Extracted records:

------------------------------------

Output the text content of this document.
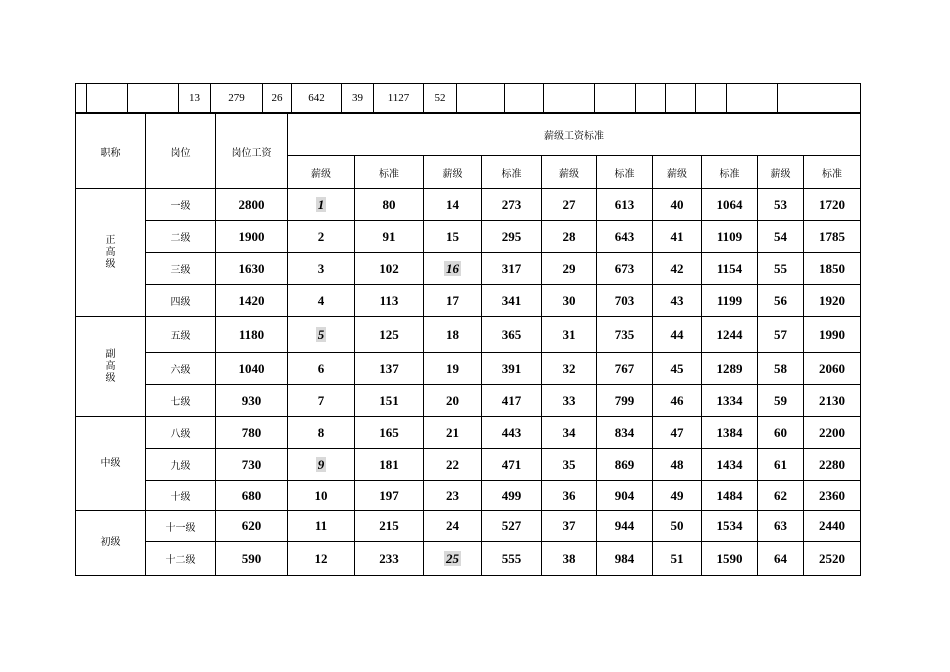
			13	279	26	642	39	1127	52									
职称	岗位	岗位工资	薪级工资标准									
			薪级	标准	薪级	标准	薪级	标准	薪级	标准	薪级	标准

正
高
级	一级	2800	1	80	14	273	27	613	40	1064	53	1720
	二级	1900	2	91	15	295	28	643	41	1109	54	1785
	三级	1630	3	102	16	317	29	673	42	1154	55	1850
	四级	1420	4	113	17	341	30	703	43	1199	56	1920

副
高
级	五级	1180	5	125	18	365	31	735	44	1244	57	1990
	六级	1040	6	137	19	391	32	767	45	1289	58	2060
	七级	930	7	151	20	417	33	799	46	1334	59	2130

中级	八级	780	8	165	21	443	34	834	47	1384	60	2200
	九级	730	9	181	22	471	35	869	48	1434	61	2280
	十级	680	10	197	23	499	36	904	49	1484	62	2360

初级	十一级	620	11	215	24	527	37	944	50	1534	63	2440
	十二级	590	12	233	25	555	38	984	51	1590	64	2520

------------------------------------

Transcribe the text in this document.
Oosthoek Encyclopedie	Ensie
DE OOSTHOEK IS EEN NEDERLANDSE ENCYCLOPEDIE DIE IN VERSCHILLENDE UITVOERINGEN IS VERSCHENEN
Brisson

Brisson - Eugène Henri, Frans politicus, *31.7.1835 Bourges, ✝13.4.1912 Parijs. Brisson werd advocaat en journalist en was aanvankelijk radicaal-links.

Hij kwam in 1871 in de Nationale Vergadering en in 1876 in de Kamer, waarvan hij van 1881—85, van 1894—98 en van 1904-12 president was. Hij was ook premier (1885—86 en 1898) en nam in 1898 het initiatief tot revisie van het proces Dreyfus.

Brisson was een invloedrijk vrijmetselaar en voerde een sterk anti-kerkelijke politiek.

------------------------------------

_WORK INSTRUCTIONS_.
Above are the records. Identify each line that contains the word "text".

_WRITTEN RESPONSE_.
Output the text content of this document.
Transcribe the text in this document.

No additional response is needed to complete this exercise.